§ Task directions:
Write the entries out again exactly as they stand, but without the pictures.
######
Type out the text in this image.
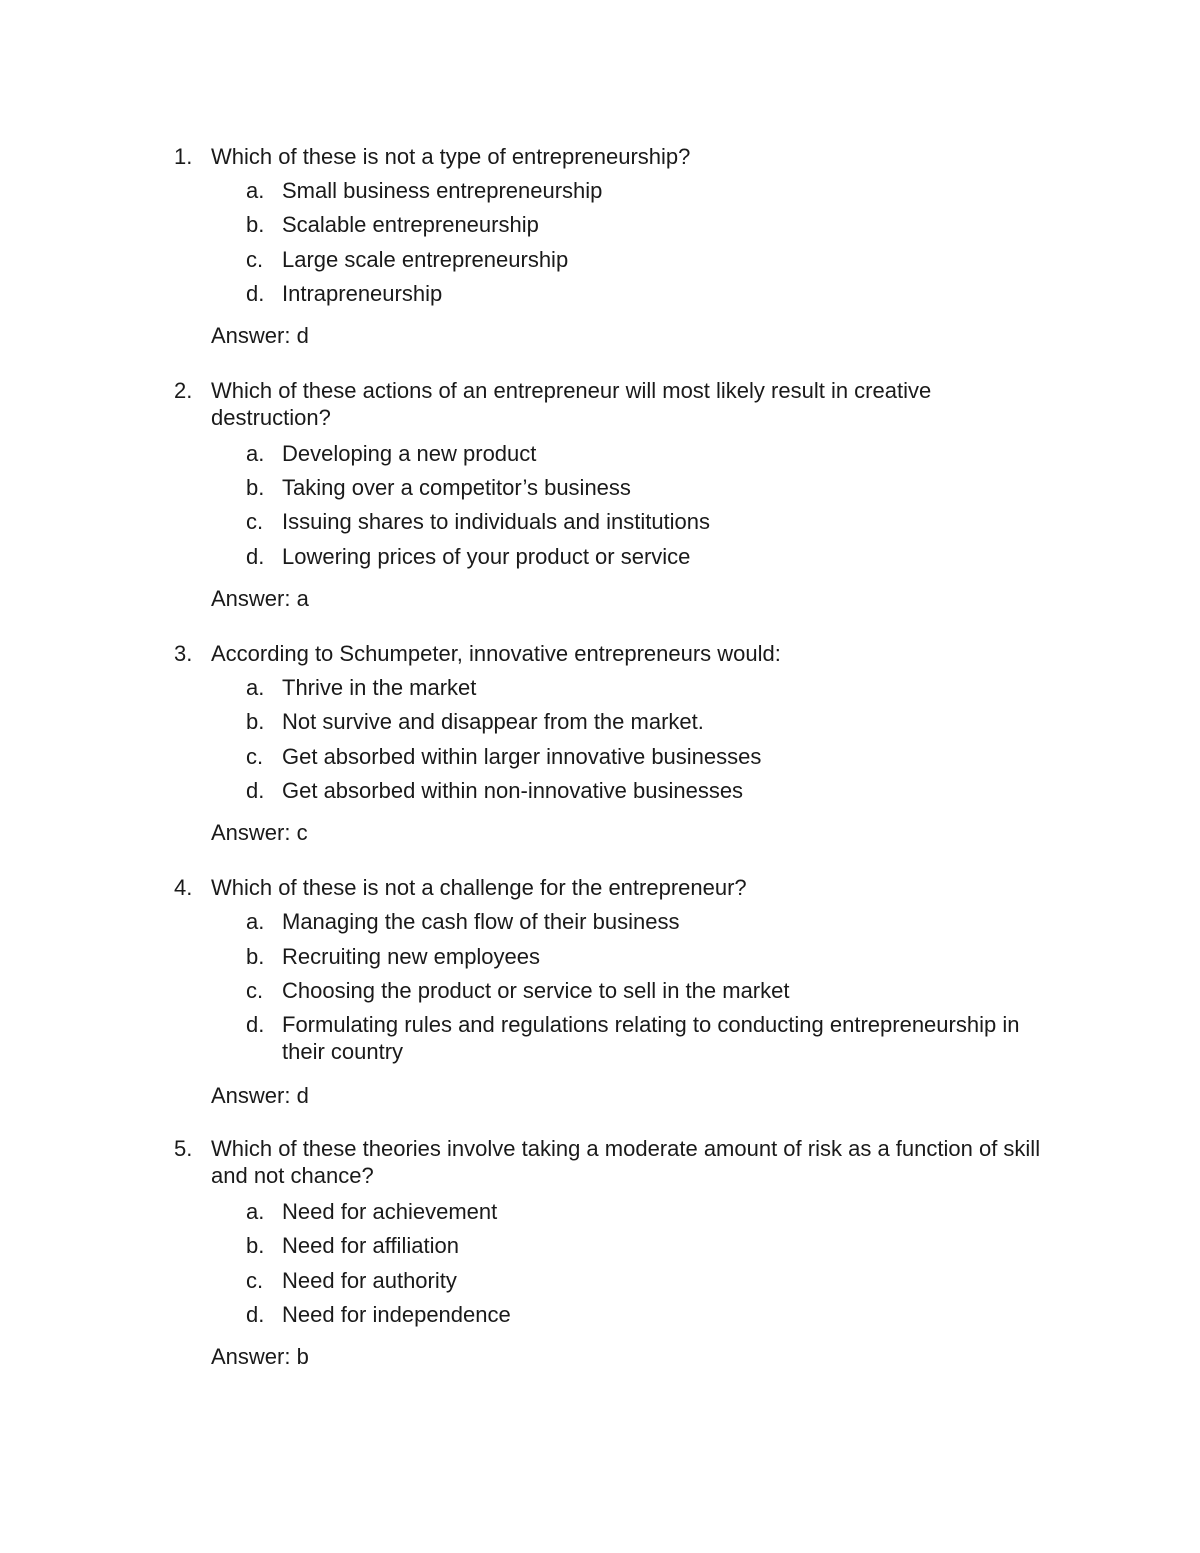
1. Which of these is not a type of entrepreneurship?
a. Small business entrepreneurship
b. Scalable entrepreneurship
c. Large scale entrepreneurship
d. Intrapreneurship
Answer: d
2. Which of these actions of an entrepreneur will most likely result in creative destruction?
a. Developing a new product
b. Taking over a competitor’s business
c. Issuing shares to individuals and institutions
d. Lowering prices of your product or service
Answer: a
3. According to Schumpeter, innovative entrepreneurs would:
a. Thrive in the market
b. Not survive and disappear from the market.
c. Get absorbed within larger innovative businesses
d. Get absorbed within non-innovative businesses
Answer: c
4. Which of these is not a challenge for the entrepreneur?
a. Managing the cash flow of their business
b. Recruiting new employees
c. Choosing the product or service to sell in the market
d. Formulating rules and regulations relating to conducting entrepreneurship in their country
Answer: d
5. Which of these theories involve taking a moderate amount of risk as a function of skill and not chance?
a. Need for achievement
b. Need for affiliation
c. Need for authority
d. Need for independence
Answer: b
######
§ Task answer:
Type out the text in this image.
1. Which of these is not a type of entrepreneurship?
a. Small business entrepreneurship
b. Scalable entrepreneurship
c. Large scale entrepreneurship
d. Intrapreneurship
Answer: d
2. Which of these actions of an entrepreneur will most likely result in creative destruction?
a. Developing a new product
b. Taking over a competitor’s business
c. Issuing shares to individuals and institutions
d. Lowering prices of your product or service
Answer: a
3. According to Schumpeter, innovative entrepreneurs would:
a. Thrive in the market
b. Not survive and disappear from the market.
c. Get absorbed within larger innovative businesses
d. Get absorbed within non-innovative businesses
Answer: c
4. Which of these is not a challenge for the entrepreneur?
a. Managing the cash flow of their business
b. Recruiting new employees
c. Choosing the product or service to sell in the market
d. Formulating rules and regulations relating to conducting entrepreneurship in their country
Answer: d
5. Which of these theories involve taking a moderate amount of risk as a function of skill and not chance?
a. Need for achievement
b. Need for affiliation
c. Need for authority
d. Need for independence
Answer: b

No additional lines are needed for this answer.